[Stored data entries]
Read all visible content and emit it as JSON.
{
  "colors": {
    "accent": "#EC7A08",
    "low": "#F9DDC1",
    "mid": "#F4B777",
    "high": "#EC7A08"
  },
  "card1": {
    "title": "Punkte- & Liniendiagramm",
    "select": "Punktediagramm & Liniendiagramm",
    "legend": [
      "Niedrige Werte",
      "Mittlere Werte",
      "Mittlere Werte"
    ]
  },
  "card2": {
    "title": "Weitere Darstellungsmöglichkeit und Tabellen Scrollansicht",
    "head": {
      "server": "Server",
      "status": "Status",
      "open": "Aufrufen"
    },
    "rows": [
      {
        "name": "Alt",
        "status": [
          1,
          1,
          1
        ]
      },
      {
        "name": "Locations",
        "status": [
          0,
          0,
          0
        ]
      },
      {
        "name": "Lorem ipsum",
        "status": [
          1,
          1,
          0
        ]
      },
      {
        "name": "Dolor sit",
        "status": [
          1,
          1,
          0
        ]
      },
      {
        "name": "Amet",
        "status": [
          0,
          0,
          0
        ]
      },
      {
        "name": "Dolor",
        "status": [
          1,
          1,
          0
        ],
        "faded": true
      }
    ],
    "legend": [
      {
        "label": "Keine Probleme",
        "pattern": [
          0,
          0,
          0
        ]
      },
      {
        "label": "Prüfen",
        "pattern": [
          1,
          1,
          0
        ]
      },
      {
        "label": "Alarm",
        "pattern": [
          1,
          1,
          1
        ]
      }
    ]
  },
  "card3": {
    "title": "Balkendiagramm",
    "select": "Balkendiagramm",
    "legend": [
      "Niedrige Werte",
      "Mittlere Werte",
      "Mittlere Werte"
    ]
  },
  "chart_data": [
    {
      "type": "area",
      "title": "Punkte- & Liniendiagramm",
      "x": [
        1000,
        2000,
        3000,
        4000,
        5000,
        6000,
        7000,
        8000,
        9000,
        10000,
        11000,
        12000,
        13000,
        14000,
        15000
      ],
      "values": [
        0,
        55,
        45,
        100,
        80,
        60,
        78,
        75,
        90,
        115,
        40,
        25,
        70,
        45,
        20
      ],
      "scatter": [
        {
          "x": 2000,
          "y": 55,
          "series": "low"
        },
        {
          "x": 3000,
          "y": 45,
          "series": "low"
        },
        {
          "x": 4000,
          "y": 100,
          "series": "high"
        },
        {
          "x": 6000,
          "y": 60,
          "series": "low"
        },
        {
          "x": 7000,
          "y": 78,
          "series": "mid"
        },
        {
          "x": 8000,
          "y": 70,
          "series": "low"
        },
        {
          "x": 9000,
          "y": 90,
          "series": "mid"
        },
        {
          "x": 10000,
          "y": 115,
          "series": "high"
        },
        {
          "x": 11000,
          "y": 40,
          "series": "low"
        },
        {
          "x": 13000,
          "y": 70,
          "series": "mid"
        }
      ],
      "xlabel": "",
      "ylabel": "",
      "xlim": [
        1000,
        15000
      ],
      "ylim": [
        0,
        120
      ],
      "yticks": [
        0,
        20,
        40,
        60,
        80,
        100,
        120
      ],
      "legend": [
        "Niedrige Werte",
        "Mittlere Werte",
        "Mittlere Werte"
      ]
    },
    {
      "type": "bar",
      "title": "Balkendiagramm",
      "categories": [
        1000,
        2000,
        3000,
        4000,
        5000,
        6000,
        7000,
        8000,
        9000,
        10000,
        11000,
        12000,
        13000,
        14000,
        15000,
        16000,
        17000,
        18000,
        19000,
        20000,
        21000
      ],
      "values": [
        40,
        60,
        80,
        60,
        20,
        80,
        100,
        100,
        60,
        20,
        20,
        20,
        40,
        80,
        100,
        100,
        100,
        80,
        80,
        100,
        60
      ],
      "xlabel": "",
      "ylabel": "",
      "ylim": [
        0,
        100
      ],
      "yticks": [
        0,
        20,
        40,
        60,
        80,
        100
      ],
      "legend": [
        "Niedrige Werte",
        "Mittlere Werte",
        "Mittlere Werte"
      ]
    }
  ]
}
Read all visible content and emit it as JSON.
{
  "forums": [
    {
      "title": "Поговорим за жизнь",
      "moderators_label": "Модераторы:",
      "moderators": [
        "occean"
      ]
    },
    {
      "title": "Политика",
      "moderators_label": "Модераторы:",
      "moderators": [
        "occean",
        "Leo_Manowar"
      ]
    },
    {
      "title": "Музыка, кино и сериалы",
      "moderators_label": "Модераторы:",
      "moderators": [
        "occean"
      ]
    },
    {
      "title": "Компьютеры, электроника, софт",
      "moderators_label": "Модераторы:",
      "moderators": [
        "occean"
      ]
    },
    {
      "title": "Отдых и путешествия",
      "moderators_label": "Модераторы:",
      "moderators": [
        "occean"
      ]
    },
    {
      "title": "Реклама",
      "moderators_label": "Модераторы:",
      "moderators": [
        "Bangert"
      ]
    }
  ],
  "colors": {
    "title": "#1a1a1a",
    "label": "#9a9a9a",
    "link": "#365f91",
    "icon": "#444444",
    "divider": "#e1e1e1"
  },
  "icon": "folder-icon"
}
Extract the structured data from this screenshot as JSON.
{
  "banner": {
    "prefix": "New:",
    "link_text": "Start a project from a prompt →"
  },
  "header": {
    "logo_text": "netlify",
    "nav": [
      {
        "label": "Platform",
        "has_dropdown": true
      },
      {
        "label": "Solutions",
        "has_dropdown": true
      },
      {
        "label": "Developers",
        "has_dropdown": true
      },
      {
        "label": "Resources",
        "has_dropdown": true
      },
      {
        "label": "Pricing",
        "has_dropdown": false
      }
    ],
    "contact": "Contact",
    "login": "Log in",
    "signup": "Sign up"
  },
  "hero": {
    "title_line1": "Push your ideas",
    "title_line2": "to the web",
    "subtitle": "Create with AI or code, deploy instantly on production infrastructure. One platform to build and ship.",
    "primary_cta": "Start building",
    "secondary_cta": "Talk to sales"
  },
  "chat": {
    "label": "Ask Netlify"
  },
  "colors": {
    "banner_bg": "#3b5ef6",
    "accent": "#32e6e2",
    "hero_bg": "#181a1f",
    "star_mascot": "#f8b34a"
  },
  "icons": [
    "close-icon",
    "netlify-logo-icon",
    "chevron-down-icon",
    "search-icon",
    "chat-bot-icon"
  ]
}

[The problem]:
Word for word, restate all of the data shown above.

[Answer to the problem]:
Read all visible content and emit it as JSON.
{
  "colors": {
    "accent": "#EC7A08",
    "low": "#F9DDC1",
    "mid": "#F4B777",
    "high": "#EC7A08"
  },
  "card1": {
    "title": "Punkte- & Liniendiagramm",
    "select": "Punktediagramm & Liniendiagramm",
    "legend": [
      "Niedrige Werte",
      "Mittlere Werte",
      "Mittlere Werte"
    ]
  },
  "card2": {
    "title": "Weitere Darstellungsmöglichkeit und Tabellen Scrollansicht",
    "head": {
      "server": "Server",
      "status": "Status",
      "open": "Aufrufen"
    },
    "rows": [
      {
        "name": "Alt",
        "status": [
          1,
          1,
          1
        ]
      },
      {
        "name": "Locations",
        "status": [
          0,
          0,
          0
        ]
      },
      {
        "name": "Lorem ipsum",
        "status": [
          1,
          1,
          0
        ]
      },
      {
        "name": "Dolor sit",
        "status": [
          1,
          1,
          0
        ]
      },
      {
        "name": "Amet",
        "status": [
          0,
          0,
          0
        ]
      },
      {
        "name": "Dolor",
        "status": [
          1,
          1,
          0
        ],
        "faded": true
      }
    ],
    "legend": [
      {
        "label": "Keine Probleme",
        "pattern": [
          0,
          0,
          0
        ]
      },
      {
        "label": "Prüfen",
        "pattern": [
          1,
          1,
          0
        ]
      },
      {
        "label": "Alarm",
        "pattern": [
          1,
          1,
          1
        ]
      }
    ]
  },
  "card3": {
    "title": "Balkendiagramm",
    "select": "Balkendiagramm",
    "legend": [
      "Niedrige Werte",
      "Mittlere Werte",
      "Mittlere Werte"
    ]
  },
  "chart_data": [
    {
      "type": "area",
      "title": "Punkte- & Liniendiagramm",
      "x": [
        1000,
        2000,
        3000,
        4000,
        5000,
        6000,
        7000,
        8000,
        9000,
        10000,
        11000,
        12000,
        13000,
        14000,
        15000
      ],
      "values": [
        0,
        55,
        45,
        100,
        80,
        60,
        78,
        75,
        90,
        115,
        40,
        25,
        70,
        45,
        20
      ],
      "scatter": [
        {
          "x": 2000,
          "y": 55,
          "series": "low"
        },
        {
          "x": 3000,
          "y": 45,
          "series": "low"
        },
        {
          "x": 4000,
          "y": 100,
          "series": "high"
        },
        {
          "x": 6000,
          "y": 60,
          "series": "low"
        },
        {
          "x": 7000,
          "y": 78,
          "series": "mid"
        },
        {
          "x": 8000,
          "y": 70,
          "series": "low"
        },
        {
          "x": 9000,
          "y": 90,
          "series": "mid"
        },
        {
          "x": 10000,
          "y": 115,
          "series": "high"
        },
        {
          "x": 11000,
          "y": 40,
          "series": "low"
        },
        {
          "x": 13000,
          "y": 70,
          "series": "mid"
        }
      ],
      "xlabel": "",
      "ylabel": "",
      "xlim": [
        1000,
        15000
      ],
      "ylim": [
        0,
        120
      ],
      "yticks": [
        0,
        20,
        40,
        60,
        80,
        100,
        120
      ],
      "legend": [
        "Niedrige Werte",
        "Mittlere Werte",
        "Mittlere Werte"
      ]
    },
    {
      "type": "bar",
      "title": "Balkendiagramm",
      "categories": [
        1000,
        2000,
        3000,
        4000,
        5000,
        6000,
        7000,
        8000,
        9000,
        10000,
        11000,
        12000,
        13000,
        14000,
        15000,
        16000,
        17000,
        18000,
        19000,
        20000,
        21000
      ],
      "values": [
        40,
        60,
        80,
        60,
        20,
        80,
        100,
        100,
        60,
        20,
        20,
        20,
        40,
        80,
        100,
        100,
        100,
        80,
        80,
        100,
        60
      ],
      "xlabel": "",
      "ylabel": "",
      "ylim": [
        0,
        100
      ],
      "yticks": [
        0,
        20,
        40,
        60,
        80,
        100
      ],
      "legend": [
        "Niedrige Werte",
        "Mittlere Werte",
        "Mittlere Werte"
      ]
    }
  ]
}
Read all visible content and emit it as JSON.
{
  "forums": [
    {
      "title": "Поговорим за жизнь",
      "moderators_label": "Модераторы:",
      "moderators": [
        "occean"
      ]
    },
    {
      "title": "Политика",
      "moderators_label": "Модераторы:",
      "moderators": [
        "occean",
        "Leo_Manowar"
      ]
    },
    {
      "title": "Музыка, кино и сериалы",
      "moderators_label": "Модераторы:",
      "moderators": [
        "occean"
      ]
    },
    {
      "title": "Компьютеры, электроника, софт",
      "moderators_label": "Модераторы:",
      "moderators": [
        "occean"
      ]
    },
    {
      "title": "Отдых и путешествия",
      "moderators_label": "Модераторы:",
      "moderators": [
        "occean"
      ]
    },
    {
      "title": "Реклама",
      "moderators_label": "Модераторы:",
      "moderators": [
        "Bangert"
      ]
    }
  ],
  "colors": {
    "title": "#1a1a1a",
    "label": "#9a9a9a",
    "link": "#365f91",
    "icon": "#444444",
    "divider": "#e1e1e1"
  },
  "icon": "folder-icon"
}
Extract the structured data from this screenshot as JSON.
{
  "banner": {
    "prefix": "New:",
    "link_text": "Start a project from a prompt →"
  },
  "header": {
    "logo_text": "netlify",
    "nav": [
      {
        "label": "Platform",
        "has_dropdown": true
      },
      {
        "label": "Solutions",
        "has_dropdown": true
      },
      {
        "label": "Developers",
        "has_dropdown": true
      },
      {
        "label": "Resources",
        "has_dropdown": true
      },
      {
        "label": "Pricing",
        "has_dropdown": false
      }
    ],
    "contact": "Contact",
    "login": "Log in",
    "signup": "Sign up"
  },
  "hero": {
    "title_line1": "Push your ideas",
    "title_line2": "to the web",
    "subtitle": "Create with AI or code, deploy instantly on production infrastructure. One platform to build and ship.",
    "primary_cta": "Start building",
    "secondary_cta": "Talk to sales"
  },
  "chat": {
    "label": "Ask Netlify"
  },
  "colors": {
    "banner_bg": "#3b5ef6",
    "accent": "#32e6e2",
    "hero_bg": "#181a1f",
    "star_mascot": "#f8b34a"
  },
  "icons": [
    "close-icon",
    "netlify-logo-icon",
    "chevron-down-icon",
    "search-icon",
    "chat-bot-icon"
  ]
}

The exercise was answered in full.